Begin

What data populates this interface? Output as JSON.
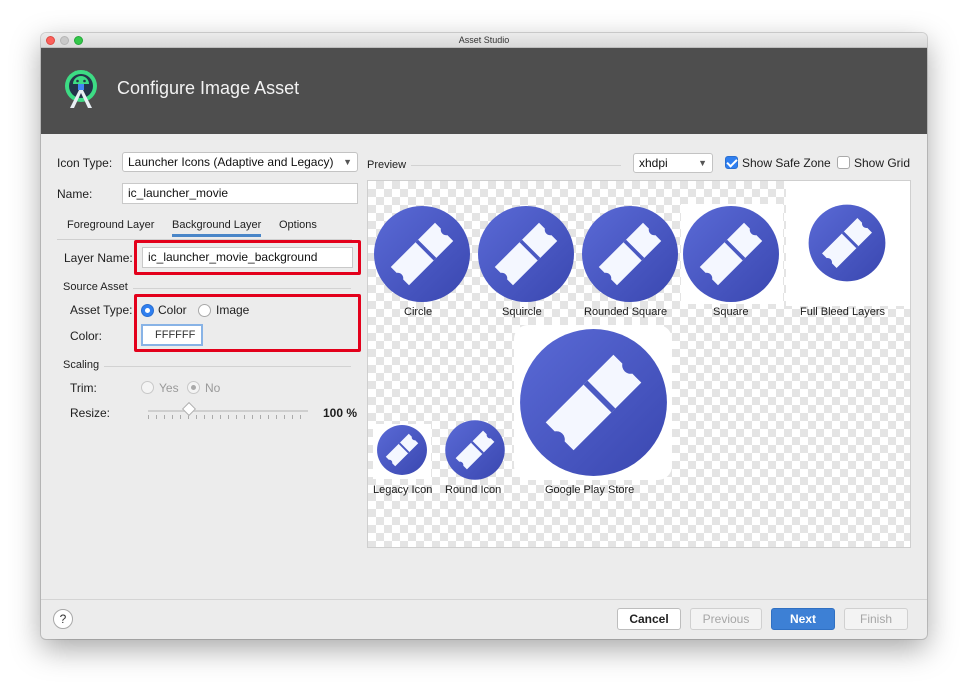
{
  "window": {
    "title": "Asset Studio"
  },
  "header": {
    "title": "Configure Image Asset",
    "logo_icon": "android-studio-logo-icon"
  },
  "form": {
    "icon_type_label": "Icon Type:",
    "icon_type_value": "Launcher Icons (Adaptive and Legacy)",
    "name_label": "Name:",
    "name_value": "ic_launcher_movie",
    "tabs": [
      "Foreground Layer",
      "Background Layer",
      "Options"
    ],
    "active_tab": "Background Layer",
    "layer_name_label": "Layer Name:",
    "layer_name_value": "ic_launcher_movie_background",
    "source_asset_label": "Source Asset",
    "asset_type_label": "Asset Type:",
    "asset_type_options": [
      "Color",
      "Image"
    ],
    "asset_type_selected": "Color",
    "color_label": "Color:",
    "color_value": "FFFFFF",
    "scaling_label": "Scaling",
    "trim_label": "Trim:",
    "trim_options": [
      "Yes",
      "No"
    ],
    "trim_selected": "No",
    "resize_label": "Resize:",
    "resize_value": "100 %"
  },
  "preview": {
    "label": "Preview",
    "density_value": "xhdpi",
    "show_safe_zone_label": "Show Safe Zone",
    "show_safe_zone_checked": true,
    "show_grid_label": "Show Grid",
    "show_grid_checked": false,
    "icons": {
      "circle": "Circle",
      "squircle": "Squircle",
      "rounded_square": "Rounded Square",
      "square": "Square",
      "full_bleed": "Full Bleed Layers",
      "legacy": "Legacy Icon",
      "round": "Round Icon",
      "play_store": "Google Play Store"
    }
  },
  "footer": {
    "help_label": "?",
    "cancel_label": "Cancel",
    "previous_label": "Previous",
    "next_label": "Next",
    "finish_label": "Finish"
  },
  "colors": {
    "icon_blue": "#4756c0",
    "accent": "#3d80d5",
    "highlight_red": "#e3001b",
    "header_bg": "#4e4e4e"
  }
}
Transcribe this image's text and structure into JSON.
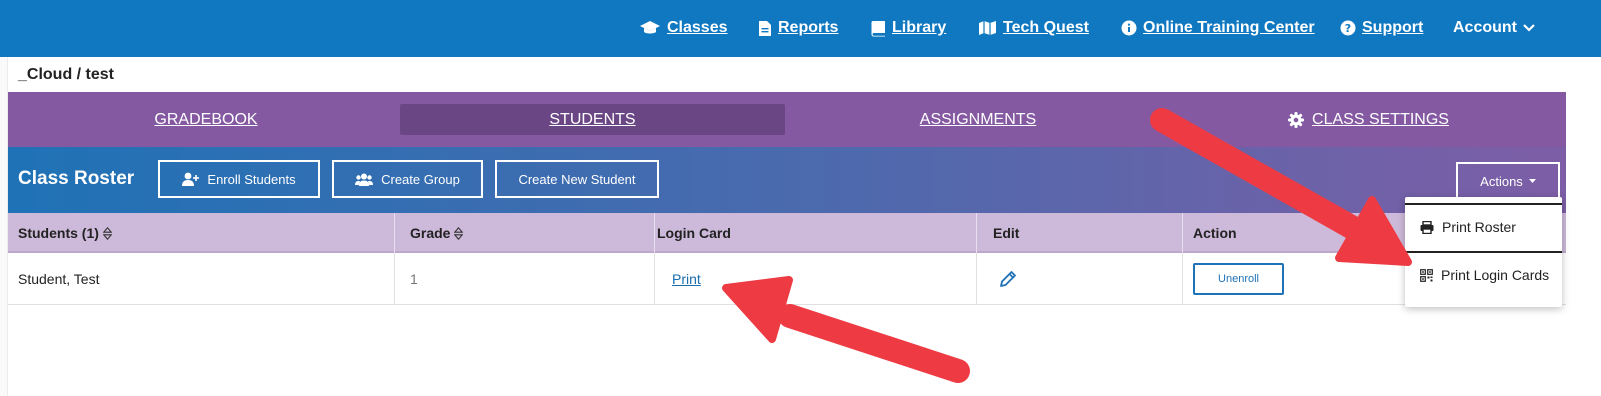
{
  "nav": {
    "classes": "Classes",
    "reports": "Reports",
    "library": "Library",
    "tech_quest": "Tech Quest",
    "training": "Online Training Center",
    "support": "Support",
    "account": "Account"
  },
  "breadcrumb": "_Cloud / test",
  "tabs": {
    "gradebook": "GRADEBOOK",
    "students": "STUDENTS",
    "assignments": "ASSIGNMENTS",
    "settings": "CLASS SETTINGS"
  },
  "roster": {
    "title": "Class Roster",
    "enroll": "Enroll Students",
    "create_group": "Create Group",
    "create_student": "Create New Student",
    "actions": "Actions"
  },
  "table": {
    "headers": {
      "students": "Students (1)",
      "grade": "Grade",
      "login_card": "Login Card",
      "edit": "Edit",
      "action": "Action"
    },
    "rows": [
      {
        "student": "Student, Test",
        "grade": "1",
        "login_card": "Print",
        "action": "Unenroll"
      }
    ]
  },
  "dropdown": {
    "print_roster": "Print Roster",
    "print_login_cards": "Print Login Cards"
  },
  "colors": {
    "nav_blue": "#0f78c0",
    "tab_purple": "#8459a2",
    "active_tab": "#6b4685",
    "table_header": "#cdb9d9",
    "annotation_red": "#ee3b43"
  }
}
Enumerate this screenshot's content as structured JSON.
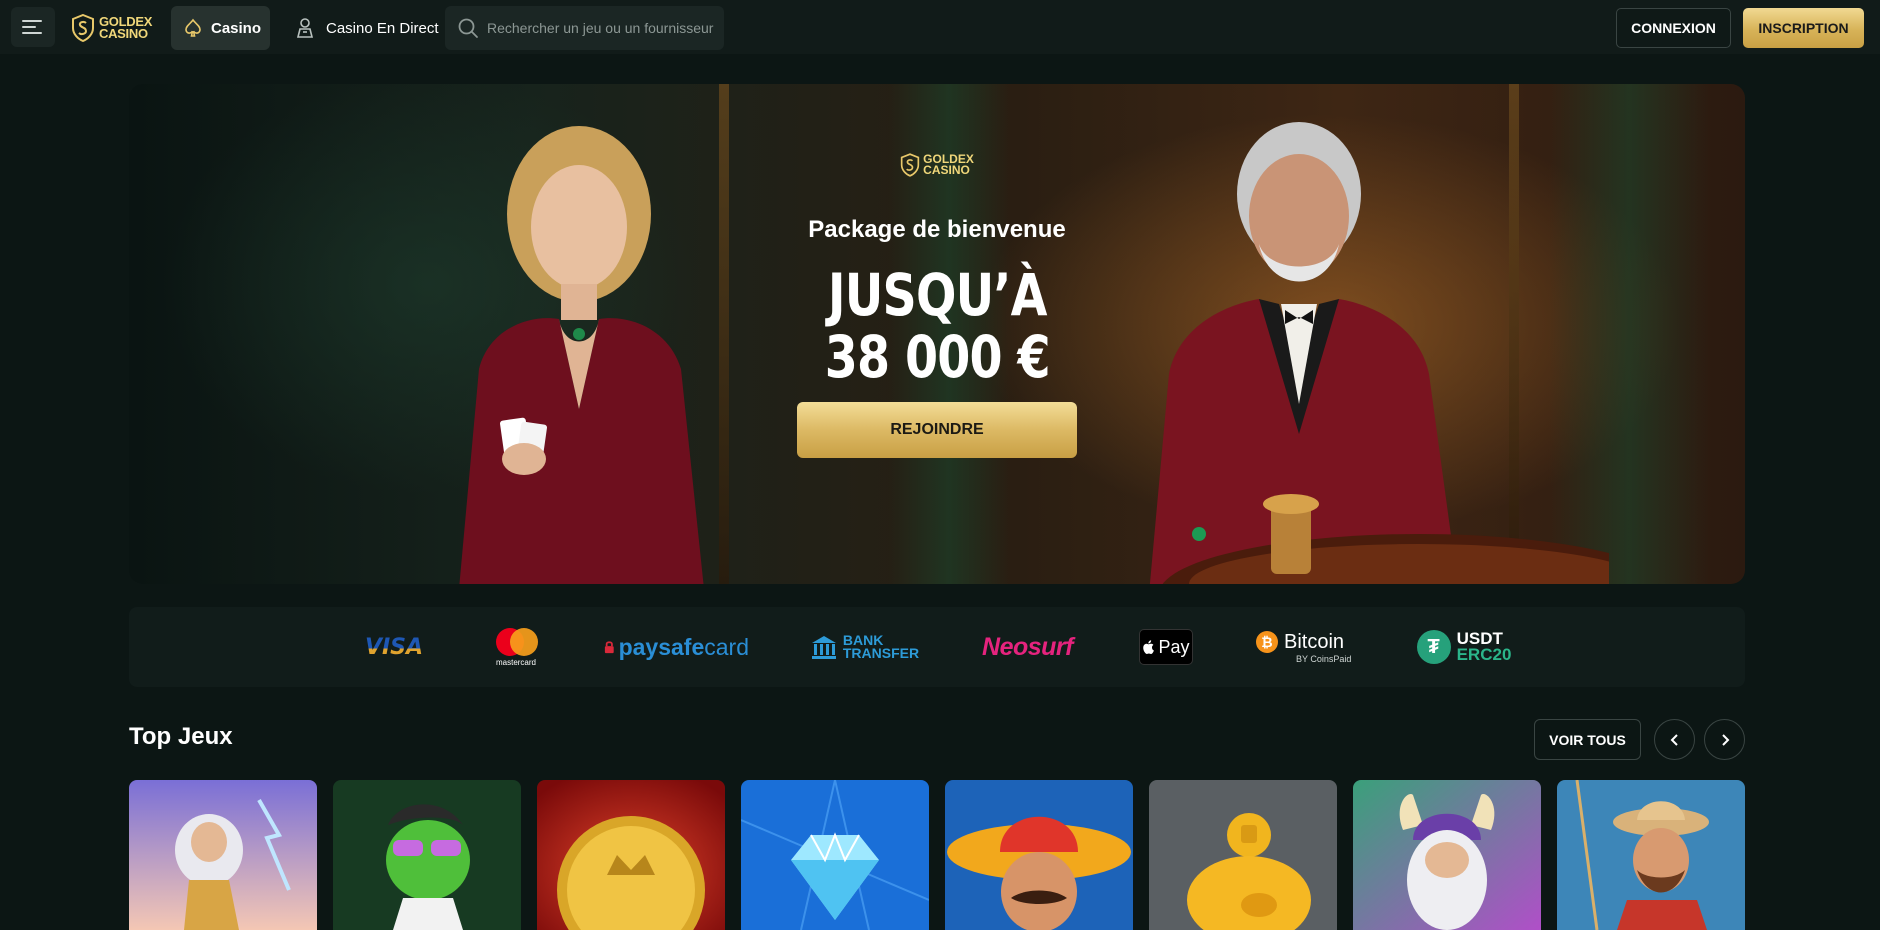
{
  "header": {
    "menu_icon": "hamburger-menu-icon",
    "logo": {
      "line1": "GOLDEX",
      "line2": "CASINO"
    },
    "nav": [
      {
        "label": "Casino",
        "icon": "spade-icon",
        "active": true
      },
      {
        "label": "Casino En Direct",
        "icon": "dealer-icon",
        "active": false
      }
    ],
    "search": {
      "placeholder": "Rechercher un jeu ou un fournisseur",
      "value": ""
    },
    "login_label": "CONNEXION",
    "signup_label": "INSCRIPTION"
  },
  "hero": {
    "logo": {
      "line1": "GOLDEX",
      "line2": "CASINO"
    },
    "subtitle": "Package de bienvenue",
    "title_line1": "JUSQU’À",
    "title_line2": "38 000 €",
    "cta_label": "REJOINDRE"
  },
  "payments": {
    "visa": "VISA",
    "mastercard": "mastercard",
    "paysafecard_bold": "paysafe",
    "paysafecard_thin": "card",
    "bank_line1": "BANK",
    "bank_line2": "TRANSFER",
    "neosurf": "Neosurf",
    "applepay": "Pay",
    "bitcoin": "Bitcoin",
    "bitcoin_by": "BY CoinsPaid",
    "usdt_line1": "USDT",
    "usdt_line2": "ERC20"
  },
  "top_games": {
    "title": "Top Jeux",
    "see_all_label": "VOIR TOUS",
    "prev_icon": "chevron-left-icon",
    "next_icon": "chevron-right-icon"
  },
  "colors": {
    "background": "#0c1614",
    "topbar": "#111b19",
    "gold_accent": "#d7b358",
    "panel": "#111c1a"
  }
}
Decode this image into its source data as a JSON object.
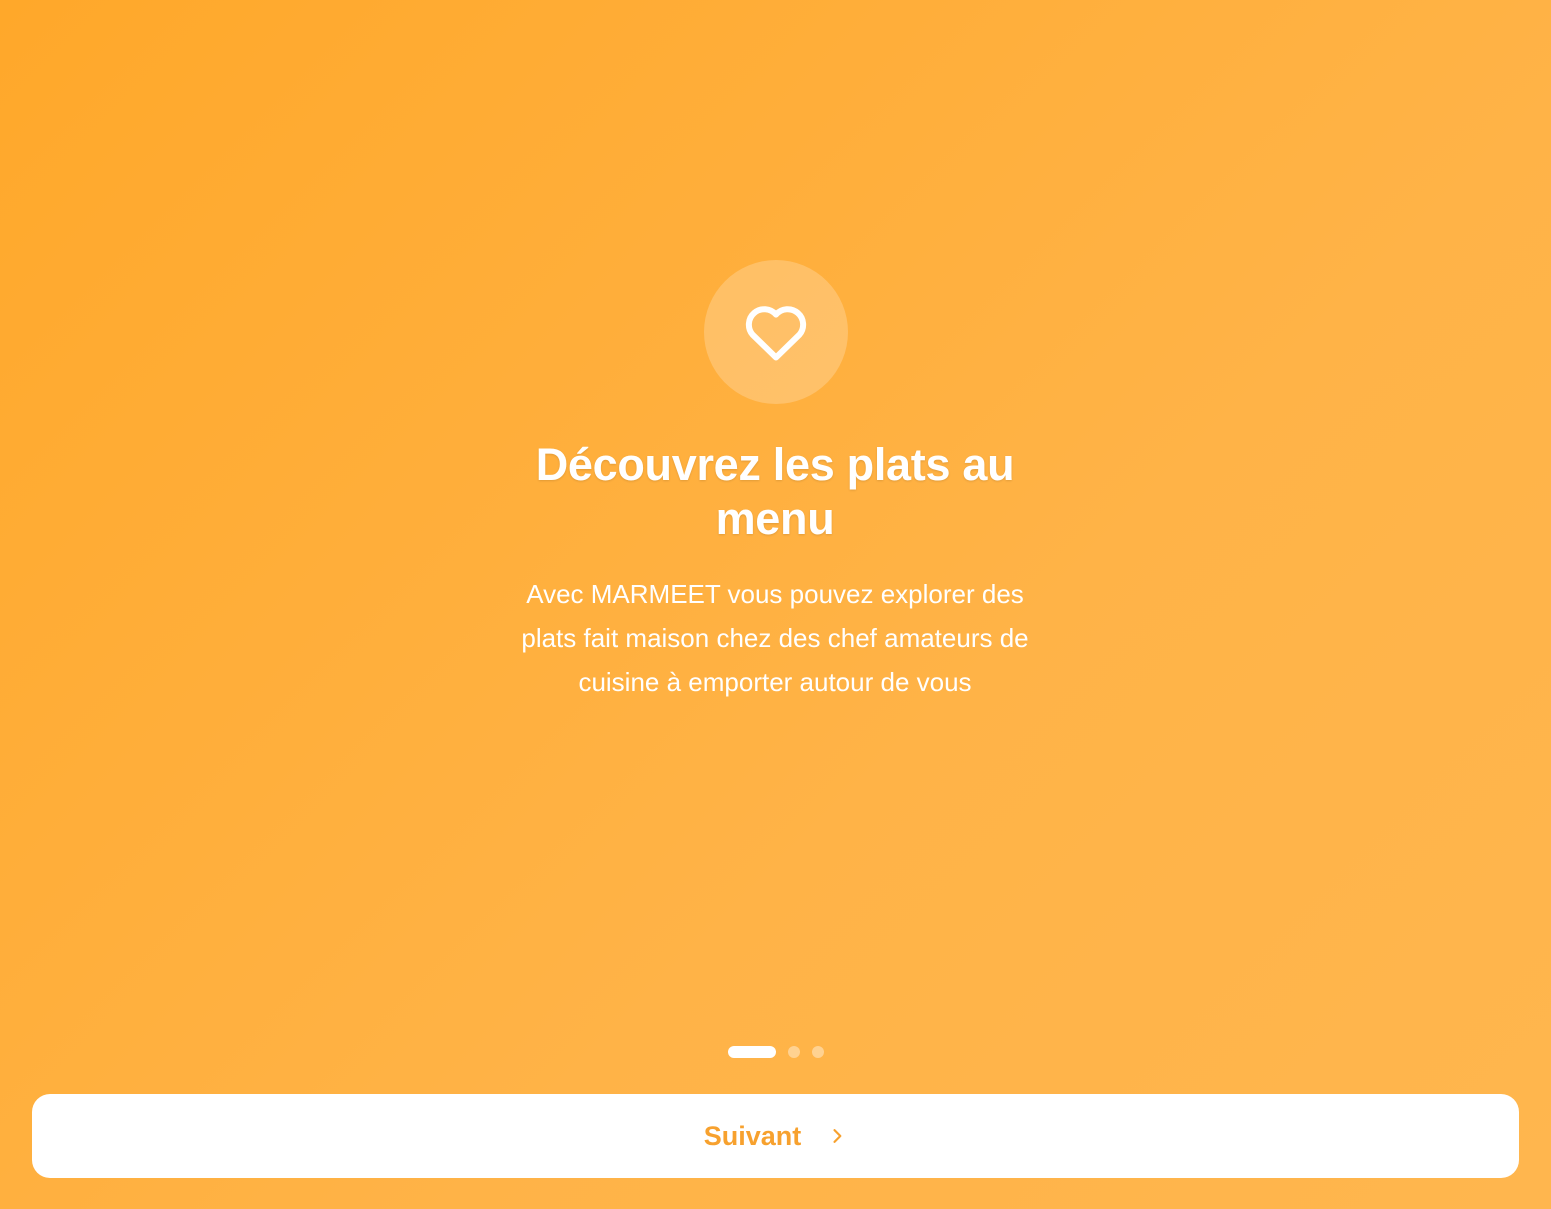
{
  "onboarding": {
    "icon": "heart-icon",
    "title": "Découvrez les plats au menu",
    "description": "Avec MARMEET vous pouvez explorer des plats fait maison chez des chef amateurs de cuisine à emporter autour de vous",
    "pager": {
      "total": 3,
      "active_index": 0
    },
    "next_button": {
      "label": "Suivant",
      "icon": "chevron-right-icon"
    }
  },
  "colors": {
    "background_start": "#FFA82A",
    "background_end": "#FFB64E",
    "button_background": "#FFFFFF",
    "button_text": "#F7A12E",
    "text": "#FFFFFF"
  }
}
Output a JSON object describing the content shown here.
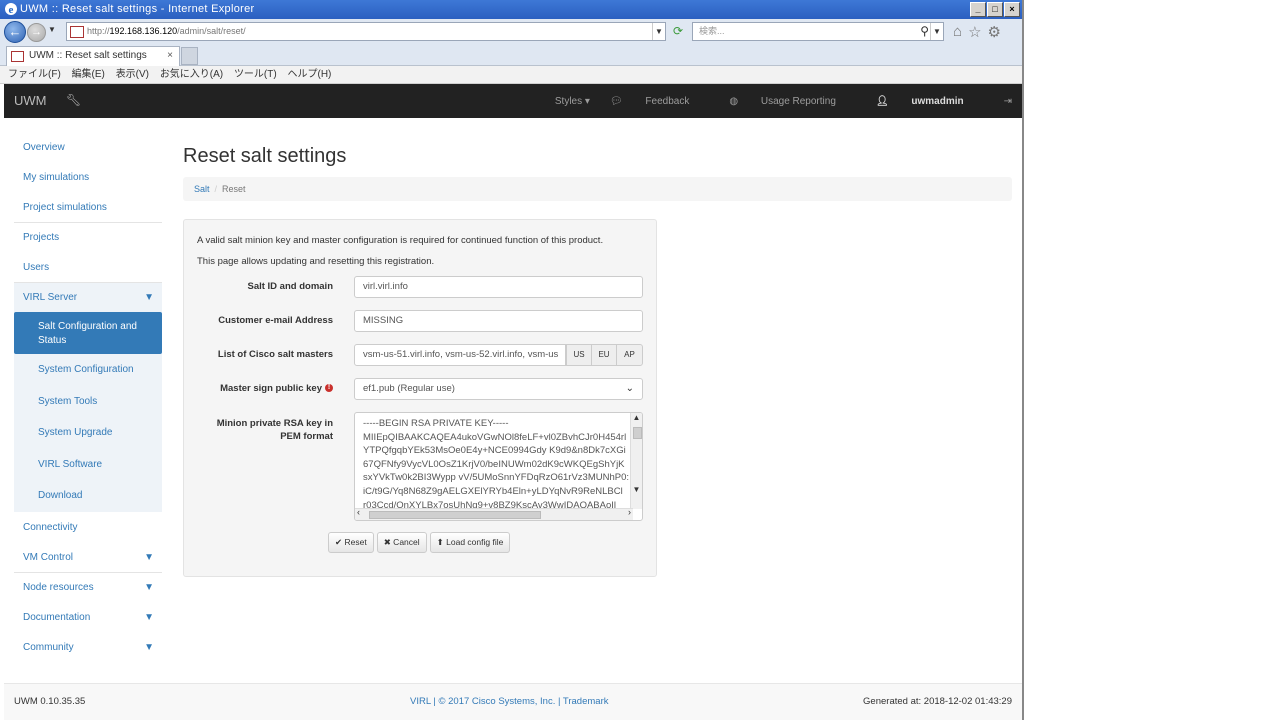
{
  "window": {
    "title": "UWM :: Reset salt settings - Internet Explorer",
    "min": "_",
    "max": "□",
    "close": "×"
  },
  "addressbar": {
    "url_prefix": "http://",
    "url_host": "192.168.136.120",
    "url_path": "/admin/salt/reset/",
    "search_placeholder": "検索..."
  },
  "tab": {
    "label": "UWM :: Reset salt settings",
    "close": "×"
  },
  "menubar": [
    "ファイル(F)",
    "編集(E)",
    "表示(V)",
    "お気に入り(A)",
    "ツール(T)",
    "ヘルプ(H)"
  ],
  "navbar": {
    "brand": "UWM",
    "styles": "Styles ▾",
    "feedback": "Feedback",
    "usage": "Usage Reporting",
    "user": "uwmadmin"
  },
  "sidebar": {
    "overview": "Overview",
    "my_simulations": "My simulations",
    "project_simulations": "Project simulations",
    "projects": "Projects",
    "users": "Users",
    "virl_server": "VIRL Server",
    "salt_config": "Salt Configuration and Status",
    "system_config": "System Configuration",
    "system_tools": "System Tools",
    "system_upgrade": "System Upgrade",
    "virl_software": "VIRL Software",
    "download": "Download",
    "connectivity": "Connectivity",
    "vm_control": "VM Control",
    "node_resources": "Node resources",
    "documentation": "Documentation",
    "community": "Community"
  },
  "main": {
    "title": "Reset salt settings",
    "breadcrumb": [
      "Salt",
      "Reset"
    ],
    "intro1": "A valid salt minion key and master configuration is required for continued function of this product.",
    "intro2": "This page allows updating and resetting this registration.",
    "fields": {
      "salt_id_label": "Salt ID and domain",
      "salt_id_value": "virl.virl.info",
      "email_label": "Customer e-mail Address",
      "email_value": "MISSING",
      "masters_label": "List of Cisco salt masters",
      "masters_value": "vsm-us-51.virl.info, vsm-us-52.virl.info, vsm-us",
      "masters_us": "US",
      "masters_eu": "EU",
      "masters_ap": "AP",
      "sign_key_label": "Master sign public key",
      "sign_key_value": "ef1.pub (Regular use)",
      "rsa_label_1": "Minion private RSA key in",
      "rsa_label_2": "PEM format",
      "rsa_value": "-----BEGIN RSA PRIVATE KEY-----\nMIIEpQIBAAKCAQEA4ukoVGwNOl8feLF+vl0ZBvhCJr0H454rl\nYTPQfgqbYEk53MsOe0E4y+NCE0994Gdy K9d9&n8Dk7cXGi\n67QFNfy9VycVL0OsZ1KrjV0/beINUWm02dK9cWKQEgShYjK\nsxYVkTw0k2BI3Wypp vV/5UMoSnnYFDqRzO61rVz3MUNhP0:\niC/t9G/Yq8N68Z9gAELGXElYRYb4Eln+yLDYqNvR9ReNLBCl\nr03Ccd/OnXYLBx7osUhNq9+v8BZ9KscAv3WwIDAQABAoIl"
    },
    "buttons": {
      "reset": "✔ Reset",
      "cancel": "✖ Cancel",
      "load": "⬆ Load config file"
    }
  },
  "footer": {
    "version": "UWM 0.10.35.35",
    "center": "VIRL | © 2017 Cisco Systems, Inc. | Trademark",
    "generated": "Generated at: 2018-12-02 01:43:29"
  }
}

End

Within the entries above, work out how many lines contain the word "settings". The number alone is the answer.

4